◆ SET EXERCISE ◆
Quote the material from the line with "weight-cell: 10 [478, 411, 523, 454]" up to and including the line with "performance-table [68, 137, 705, 752]".

◆ MATERIAL SUPPLIED ◆
○ ○ ○
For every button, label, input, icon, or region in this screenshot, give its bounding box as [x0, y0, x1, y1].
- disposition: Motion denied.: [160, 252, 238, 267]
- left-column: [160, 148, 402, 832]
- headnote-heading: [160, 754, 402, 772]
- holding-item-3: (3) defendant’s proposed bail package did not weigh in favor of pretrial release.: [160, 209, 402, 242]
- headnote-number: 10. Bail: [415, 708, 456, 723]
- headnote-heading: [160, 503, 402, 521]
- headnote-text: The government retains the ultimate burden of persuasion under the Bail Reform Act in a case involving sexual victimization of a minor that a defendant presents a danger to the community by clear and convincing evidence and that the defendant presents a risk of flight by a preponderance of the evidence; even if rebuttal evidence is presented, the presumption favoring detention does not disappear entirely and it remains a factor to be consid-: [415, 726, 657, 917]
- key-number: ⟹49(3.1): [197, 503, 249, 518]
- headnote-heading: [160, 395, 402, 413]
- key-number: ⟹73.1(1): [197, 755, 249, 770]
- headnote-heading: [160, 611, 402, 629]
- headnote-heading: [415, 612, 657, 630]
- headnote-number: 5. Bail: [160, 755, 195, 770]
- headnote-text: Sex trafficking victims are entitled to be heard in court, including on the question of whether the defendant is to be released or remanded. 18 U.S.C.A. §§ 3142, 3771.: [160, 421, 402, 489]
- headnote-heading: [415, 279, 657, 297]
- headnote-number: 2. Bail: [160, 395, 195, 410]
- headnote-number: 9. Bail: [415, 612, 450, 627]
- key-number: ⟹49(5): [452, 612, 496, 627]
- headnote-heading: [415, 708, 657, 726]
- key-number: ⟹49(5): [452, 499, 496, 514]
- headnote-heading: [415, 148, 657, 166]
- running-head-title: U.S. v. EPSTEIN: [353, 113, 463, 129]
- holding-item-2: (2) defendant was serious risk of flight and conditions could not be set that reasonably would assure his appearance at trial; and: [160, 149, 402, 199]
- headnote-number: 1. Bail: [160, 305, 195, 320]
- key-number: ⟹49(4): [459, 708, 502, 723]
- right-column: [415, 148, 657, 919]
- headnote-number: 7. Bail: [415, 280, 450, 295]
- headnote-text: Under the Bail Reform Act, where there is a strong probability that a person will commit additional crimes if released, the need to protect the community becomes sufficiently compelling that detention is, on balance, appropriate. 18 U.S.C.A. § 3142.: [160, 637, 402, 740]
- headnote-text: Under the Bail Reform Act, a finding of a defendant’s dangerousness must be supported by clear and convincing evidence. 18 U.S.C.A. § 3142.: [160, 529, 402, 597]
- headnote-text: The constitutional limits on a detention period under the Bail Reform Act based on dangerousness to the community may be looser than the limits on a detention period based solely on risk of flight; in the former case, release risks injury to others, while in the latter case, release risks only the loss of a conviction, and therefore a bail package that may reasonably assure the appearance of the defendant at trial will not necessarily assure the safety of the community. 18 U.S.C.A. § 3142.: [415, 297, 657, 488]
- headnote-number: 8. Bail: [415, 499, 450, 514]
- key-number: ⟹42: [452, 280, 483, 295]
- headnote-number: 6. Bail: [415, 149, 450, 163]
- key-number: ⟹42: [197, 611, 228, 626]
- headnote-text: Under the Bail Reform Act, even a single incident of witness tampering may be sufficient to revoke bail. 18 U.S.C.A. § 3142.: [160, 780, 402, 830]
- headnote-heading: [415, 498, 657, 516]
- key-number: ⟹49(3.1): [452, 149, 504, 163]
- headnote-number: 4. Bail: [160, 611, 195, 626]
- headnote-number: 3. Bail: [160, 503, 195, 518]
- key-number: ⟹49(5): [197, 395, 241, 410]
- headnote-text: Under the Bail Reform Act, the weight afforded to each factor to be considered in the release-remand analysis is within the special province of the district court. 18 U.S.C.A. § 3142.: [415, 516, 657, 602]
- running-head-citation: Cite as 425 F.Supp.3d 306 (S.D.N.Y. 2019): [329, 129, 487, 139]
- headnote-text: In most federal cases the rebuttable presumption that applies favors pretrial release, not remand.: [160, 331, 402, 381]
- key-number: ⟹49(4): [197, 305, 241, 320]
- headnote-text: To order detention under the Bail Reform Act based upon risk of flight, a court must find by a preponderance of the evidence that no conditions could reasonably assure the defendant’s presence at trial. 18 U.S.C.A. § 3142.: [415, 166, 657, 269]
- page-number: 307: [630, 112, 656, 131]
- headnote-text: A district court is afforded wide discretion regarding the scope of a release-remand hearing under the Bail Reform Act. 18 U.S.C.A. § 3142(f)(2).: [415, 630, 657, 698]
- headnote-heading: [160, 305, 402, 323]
○ ○ ○
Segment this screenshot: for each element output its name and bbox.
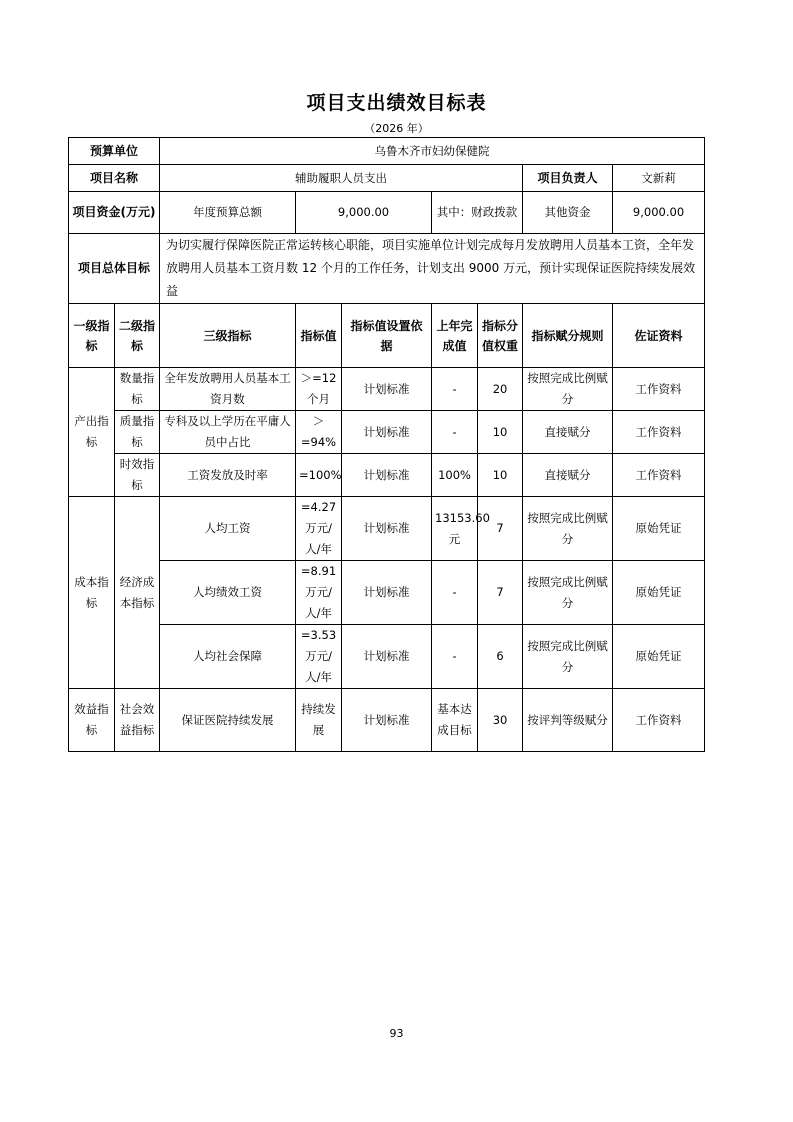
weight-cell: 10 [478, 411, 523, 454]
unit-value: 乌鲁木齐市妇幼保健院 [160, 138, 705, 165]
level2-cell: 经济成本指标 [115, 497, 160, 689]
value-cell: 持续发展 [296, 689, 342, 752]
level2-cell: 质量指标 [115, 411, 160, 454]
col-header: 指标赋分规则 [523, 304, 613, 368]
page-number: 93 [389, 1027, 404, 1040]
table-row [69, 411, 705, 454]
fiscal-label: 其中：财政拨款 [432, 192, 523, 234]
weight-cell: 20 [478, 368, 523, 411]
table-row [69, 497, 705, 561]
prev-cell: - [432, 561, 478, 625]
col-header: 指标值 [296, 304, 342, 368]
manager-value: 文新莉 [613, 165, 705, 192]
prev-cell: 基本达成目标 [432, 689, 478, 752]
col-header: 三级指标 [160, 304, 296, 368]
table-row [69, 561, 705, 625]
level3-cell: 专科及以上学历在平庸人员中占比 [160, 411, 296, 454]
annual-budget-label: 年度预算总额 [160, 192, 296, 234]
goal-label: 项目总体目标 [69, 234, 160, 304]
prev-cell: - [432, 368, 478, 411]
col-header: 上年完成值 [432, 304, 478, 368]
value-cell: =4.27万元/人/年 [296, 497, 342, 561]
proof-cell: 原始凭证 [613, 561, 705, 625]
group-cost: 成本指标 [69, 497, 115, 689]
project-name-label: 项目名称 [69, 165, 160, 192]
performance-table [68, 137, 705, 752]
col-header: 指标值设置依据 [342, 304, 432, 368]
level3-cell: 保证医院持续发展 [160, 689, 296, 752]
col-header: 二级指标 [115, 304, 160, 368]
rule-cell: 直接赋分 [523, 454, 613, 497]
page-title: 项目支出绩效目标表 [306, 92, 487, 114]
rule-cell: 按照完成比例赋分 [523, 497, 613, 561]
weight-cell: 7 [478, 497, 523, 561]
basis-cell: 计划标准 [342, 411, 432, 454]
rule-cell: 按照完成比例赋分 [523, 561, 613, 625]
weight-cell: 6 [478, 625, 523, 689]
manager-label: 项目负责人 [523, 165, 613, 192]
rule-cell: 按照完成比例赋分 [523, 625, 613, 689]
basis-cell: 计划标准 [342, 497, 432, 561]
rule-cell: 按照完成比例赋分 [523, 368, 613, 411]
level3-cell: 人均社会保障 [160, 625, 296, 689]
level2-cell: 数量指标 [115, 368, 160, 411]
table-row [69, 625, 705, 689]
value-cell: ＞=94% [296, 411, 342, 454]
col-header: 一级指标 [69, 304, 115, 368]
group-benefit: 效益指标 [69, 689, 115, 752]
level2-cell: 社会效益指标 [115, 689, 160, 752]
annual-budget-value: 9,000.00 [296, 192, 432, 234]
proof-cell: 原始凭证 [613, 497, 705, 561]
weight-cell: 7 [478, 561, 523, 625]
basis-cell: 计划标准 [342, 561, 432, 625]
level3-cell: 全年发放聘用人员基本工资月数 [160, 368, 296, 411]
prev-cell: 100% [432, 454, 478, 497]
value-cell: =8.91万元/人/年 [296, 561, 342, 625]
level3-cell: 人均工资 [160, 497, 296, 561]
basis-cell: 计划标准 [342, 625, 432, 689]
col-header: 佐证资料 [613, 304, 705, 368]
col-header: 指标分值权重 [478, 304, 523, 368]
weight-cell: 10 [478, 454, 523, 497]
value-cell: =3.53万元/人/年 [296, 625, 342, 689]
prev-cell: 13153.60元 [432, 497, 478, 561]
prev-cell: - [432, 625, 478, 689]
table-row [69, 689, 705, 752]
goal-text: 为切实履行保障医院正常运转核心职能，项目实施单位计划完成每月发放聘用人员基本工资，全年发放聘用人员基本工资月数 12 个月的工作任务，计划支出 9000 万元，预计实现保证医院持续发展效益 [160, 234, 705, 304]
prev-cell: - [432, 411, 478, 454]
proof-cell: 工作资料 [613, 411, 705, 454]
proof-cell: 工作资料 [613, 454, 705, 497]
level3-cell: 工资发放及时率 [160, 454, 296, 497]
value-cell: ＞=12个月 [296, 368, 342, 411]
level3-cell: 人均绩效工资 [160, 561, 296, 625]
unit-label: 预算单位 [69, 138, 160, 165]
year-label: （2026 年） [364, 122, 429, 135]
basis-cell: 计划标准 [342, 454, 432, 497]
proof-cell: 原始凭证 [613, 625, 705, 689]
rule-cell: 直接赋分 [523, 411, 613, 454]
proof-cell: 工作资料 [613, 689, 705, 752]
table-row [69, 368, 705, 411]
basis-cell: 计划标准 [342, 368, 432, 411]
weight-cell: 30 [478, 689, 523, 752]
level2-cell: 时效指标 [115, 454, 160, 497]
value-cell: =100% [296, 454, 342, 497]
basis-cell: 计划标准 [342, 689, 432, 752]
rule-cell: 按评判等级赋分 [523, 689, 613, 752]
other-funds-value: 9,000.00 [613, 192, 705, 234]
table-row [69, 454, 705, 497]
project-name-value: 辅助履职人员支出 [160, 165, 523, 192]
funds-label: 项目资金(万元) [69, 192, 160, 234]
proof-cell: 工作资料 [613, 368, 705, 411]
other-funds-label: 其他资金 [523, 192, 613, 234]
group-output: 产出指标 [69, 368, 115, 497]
○ ○ ○
◆ WRITTEN ANSWER ◆
weight-cell: 10 [478, 411, 523, 454]
unit-value: 乌鲁木齐市妇幼保健院 [160, 138, 705, 165]
level2-cell: 经济成本指标 [115, 497, 160, 689]
value-cell: 持续发展 [296, 689, 342, 752]
level2-cell: 质量指标 [115, 411, 160, 454]
col-header: 指标赋分规则 [523, 304, 613, 368]
page-number: 93 [389, 1027, 404, 1040]
table-row [69, 411, 705, 454]
fiscal-label: 其中：财政拨款 [432, 192, 523, 234]
weight-cell: 20 [478, 368, 523, 411]
table-row [69, 497, 705, 561]
prev-cell: - [432, 561, 478, 625]
col-header: 指标值 [296, 304, 342, 368]
manager-value: 文新莉 [613, 165, 705, 192]
prev-cell: 基本达成目标 [432, 689, 478, 752]
col-header: 三级指标 [160, 304, 296, 368]
table-row [69, 561, 705, 625]
level3-cell: 专科及以上学历在平庸人员中占比 [160, 411, 296, 454]
annual-budget-label: 年度预算总额 [160, 192, 296, 234]
goal-label: 项目总体目标 [69, 234, 160, 304]
prev-cell: - [432, 368, 478, 411]
col-header: 上年完成值 [432, 304, 478, 368]
value-cell: =4.27万元/人/年 [296, 497, 342, 561]
proof-cell: 原始凭证 [613, 561, 705, 625]
group-cost: 成本指标 [69, 497, 115, 689]
project-name-label: 项目名称 [69, 165, 160, 192]
performance-table [68, 137, 705, 752]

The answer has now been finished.